[AIM]
Keep only the lines of the data below that contain "dropdown", and copy them.

[START LISTING]

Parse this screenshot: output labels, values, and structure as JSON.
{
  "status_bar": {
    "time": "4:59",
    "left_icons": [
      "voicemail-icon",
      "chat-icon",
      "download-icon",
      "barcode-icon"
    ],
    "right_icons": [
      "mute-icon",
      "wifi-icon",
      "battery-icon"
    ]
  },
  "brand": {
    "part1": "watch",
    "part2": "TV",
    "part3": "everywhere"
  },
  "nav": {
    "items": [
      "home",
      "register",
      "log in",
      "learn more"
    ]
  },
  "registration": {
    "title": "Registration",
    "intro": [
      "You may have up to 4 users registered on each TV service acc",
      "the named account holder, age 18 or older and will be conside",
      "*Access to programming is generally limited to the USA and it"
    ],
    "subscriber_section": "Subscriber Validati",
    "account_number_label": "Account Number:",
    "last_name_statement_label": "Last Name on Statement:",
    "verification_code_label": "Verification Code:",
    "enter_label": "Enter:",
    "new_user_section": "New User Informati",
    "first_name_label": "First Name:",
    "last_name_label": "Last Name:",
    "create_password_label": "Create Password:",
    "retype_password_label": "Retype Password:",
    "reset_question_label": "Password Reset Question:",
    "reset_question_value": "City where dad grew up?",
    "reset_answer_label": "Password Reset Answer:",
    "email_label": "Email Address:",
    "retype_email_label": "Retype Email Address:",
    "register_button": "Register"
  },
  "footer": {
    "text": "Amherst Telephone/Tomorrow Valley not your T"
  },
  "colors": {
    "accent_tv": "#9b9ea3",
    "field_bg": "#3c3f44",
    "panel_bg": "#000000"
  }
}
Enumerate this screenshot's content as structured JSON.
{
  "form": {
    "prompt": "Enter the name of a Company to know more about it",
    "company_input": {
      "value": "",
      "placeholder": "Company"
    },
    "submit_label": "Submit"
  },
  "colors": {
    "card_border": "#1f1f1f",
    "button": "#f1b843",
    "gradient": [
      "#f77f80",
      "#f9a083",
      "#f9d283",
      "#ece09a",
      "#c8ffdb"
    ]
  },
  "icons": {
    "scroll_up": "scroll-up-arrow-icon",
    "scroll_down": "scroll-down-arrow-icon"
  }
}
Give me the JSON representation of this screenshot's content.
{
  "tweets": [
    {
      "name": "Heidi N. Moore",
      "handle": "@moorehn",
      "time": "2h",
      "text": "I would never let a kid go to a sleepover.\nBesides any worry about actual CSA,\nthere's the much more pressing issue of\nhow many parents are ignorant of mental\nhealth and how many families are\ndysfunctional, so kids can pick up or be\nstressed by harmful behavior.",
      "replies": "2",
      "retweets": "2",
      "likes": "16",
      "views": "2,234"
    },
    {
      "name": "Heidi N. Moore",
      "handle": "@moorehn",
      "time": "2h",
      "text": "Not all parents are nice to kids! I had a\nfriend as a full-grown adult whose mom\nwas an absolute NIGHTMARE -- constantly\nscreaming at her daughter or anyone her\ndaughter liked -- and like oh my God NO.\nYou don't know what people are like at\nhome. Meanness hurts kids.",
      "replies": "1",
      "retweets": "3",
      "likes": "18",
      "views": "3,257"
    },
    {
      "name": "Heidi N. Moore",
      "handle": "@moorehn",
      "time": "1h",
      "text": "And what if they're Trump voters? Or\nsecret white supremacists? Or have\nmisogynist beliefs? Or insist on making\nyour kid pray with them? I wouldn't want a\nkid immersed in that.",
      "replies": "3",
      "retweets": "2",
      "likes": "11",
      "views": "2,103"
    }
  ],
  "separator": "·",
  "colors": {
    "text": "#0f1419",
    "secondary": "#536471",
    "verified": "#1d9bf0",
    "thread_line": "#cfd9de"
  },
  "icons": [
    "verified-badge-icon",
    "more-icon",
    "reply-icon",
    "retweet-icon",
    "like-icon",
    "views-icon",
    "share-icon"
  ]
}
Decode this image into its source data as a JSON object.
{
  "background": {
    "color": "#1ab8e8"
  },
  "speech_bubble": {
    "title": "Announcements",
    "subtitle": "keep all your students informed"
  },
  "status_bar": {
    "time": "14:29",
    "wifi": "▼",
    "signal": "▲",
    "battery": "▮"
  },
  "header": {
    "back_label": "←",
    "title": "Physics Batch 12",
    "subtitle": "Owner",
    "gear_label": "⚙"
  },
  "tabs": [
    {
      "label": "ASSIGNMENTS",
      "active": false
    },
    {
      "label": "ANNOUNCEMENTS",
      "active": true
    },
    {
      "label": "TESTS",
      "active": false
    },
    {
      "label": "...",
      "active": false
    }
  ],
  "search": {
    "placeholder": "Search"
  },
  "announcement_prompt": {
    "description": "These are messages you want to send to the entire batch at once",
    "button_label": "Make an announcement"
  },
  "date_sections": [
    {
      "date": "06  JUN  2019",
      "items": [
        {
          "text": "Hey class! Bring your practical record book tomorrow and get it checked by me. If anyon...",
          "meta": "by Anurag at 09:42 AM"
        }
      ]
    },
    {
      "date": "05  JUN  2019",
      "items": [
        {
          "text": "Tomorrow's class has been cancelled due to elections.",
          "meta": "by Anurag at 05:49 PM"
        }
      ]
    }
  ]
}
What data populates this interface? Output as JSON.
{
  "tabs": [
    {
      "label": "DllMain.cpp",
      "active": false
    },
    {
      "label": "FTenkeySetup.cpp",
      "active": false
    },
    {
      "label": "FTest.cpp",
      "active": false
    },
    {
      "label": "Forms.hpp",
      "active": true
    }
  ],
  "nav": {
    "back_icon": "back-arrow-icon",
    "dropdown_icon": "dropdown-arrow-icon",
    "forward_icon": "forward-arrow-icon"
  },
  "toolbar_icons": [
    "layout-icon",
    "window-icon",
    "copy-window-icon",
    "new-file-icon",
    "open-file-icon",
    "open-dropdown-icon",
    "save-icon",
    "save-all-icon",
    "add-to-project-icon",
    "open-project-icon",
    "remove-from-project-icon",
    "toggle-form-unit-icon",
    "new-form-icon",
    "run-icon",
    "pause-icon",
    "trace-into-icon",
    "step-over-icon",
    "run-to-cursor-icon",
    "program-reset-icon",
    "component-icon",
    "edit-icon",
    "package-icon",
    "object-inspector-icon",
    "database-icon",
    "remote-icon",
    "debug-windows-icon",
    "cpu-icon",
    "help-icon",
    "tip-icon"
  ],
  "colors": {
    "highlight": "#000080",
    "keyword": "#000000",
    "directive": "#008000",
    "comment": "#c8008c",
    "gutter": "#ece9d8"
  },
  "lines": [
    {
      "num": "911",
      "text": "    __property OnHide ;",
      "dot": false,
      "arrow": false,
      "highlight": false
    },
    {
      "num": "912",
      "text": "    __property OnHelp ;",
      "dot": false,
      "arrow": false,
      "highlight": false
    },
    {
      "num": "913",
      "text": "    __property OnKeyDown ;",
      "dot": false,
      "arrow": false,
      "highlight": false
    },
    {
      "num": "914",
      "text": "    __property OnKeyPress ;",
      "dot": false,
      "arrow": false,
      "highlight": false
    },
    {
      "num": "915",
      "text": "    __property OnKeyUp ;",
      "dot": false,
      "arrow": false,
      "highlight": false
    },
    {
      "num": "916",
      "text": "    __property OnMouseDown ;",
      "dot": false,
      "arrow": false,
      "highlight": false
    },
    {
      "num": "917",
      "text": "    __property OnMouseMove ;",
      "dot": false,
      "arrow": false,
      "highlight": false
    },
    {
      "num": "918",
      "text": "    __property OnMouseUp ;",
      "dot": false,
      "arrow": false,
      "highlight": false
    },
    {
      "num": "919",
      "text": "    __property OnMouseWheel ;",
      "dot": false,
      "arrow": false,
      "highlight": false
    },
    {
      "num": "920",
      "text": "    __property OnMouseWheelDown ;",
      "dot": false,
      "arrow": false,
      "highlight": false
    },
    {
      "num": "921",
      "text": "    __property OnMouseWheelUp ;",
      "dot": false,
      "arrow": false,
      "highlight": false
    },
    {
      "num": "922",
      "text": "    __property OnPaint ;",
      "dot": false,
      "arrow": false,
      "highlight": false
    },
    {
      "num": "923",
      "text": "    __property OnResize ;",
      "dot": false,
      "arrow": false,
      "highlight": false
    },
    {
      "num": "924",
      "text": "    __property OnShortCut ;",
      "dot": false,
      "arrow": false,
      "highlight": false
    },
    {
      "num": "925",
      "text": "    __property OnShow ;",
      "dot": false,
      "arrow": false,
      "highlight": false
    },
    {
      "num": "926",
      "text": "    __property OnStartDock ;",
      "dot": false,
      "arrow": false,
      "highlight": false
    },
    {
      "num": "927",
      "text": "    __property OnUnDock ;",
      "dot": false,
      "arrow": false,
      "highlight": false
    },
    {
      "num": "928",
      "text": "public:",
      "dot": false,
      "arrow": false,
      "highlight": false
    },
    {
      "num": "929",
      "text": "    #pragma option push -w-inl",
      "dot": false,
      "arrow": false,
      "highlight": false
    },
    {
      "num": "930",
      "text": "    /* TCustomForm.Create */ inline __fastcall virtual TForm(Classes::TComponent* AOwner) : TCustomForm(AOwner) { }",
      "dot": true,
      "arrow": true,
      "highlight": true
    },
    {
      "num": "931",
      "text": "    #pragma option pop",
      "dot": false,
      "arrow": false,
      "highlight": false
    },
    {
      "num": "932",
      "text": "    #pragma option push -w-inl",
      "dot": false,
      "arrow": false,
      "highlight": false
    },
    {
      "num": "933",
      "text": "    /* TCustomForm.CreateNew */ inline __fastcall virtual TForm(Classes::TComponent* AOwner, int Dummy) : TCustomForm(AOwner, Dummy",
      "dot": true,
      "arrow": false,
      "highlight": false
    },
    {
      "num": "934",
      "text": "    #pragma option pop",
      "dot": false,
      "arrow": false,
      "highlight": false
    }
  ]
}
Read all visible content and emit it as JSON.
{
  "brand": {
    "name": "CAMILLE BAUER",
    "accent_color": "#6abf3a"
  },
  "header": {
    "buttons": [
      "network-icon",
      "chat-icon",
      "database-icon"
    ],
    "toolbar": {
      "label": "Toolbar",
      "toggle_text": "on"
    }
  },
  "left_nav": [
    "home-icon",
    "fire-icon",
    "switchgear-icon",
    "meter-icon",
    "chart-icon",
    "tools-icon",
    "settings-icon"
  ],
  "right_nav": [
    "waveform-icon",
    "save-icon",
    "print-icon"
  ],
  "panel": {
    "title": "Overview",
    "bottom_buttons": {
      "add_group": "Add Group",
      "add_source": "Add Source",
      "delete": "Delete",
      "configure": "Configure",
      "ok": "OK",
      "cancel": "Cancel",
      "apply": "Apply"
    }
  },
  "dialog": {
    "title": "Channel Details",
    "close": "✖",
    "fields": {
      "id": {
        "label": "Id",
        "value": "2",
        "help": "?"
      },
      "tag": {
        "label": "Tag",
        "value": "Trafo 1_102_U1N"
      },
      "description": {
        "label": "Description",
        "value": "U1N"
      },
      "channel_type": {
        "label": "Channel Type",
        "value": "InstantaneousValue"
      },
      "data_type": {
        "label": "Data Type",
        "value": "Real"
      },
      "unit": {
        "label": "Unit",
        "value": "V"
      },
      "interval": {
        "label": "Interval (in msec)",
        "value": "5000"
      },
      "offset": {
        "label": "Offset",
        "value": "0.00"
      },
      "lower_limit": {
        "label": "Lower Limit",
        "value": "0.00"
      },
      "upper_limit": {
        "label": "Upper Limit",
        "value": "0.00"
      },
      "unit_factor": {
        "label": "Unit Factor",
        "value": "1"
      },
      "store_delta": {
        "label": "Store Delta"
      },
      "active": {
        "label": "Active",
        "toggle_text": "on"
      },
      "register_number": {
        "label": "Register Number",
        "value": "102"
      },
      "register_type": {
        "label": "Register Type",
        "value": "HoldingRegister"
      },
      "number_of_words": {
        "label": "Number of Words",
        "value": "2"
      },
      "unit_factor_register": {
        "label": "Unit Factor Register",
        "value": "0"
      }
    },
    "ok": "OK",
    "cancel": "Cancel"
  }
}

[END LISTING]

[RESULT OF THE TASK]
    "dropdown_icon": "dropdown-arrow-icon",
    "open-dropdown-icon",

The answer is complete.